■ **What the task requires**
Restate the listing that follows word for word, without its pictures.
========
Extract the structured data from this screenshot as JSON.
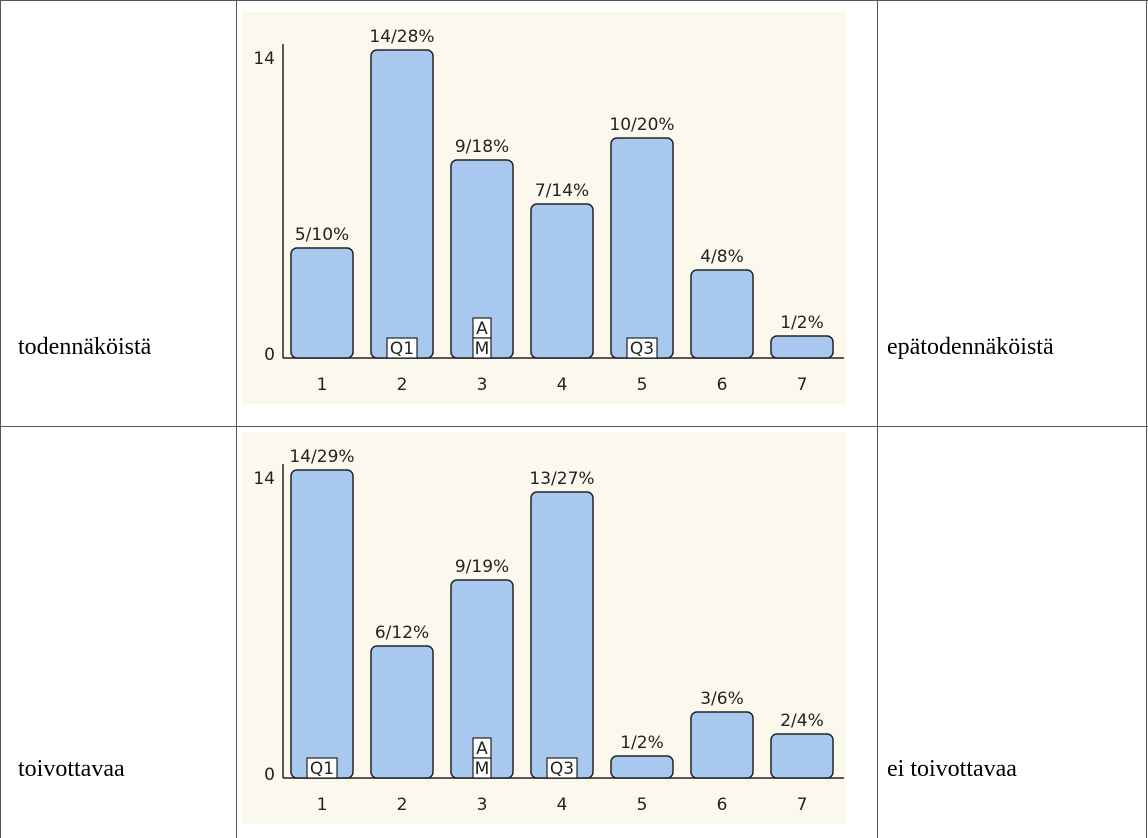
{
  "rows": [
    {
      "left_label": "todennäköistä",
      "right_label": "epätodennäköistä",
      "chart_data": {
        "type": "bar",
        "categories": [
          "1",
          "2",
          "3",
          "4",
          "5",
          "6",
          "7"
        ],
        "values": [
          5,
          14,
          9,
          7,
          10,
          4,
          1
        ],
        "data_labels": [
          "5/10%",
          "14/28%",
          "9/18%",
          "7/14%",
          "10/20%",
          "4/8%",
          "1/2%"
        ],
        "ylim": [
          0,
          14
        ],
        "yticks": [
          "0",
          "14"
        ],
        "markers": [
          {
            "category": "2",
            "labels": [
              "Q1"
            ]
          },
          {
            "category": "3",
            "labels": [
              "A",
              "M"
            ]
          },
          {
            "category": "5",
            "labels": [
              "Q3"
            ]
          }
        ],
        "bar_color": "#a9c8ef",
        "background": "#fbf9ee"
      }
    },
    {
      "left_label": "toivottavaa",
      "right_label": "ei toivottavaa",
      "chart_data": {
        "type": "bar",
        "categories": [
          "1",
          "2",
          "3",
          "4",
          "5",
          "6",
          "7"
        ],
        "values": [
          14,
          6,
          9,
          13,
          1,
          3,
          2
        ],
        "data_labels": [
          "14/29%",
          "6/12%",
          "9/19%",
          "13/27%",
          "1/2%",
          "3/6%",
          "2/4%"
        ],
        "ylim": [
          0,
          14
        ],
        "yticks": [
          "0",
          "14"
        ],
        "markers": [
          {
            "category": "1",
            "labels": [
              "Q1"
            ]
          },
          {
            "category": "3",
            "labels": [
              "A",
              "M"
            ]
          },
          {
            "category": "4",
            "labels": [
              "Q3"
            ]
          }
        ],
        "bar_color": "#a9c8ef",
        "background": "#fbf9ee"
      }
    }
  ]
}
========
■ **Final result**
Extract the structured data from this screenshot as JSON.
{
  "rows": [
    {
      "left_label": "todennäköistä",
      "right_label": "epätodennäköistä",
      "chart_data": {
        "type": "bar",
        "categories": [
          "1",
          "2",
          "3",
          "4",
          "5",
          "6",
          "7"
        ],
        "values": [
          5,
          14,
          9,
          7,
          10,
          4,
          1
        ],
        "data_labels": [
          "5/10%",
          "14/28%",
          "9/18%",
          "7/14%",
          "10/20%",
          "4/8%",
          "1/2%"
        ],
        "ylim": [
          0,
          14
        ],
        "yticks": [
          "0",
          "14"
        ],
        "markers": [
          {
            "category": "2",
            "labels": [
              "Q1"
            ]
          },
          {
            "category": "3",
            "labels": [
              "A",
              "M"
            ]
          },
          {
            "category": "5",
            "labels": [
              "Q3"
            ]
          }
        ],
        "bar_color": "#a9c8ef",
        "background": "#fbf9ee"
      }
    },
    {
      "left_label": "toivottavaa",
      "right_label": "ei toivottavaa",
      "chart_data": {
        "type": "bar",
        "categories": [
          "1",
          "2",
          "3",
          "4",
          "5",
          "6",
          "7"
        ],
        "values": [
          14,
          6,
          9,
          13,
          1,
          3,
          2
        ],
        "data_labels": [
          "14/29%",
          "6/12%",
          "9/19%",
          "13/27%",
          "1/2%",
          "3/6%",
          "2/4%"
        ],
        "ylim": [
          0,
          14
        ],
        "yticks": [
          "0",
          "14"
        ],
        "markers": [
          {
            "category": "1",
            "labels": [
              "Q1"
            ]
          },
          {
            "category": "3",
            "labels": [
              "A",
              "M"
            ]
          },
          {
            "category": "4",
            "labels": [
              "Q3"
            ]
          }
        ],
        "bar_color": "#a9c8ef",
        "background": "#fbf9ee"
      }
    }
  ]
}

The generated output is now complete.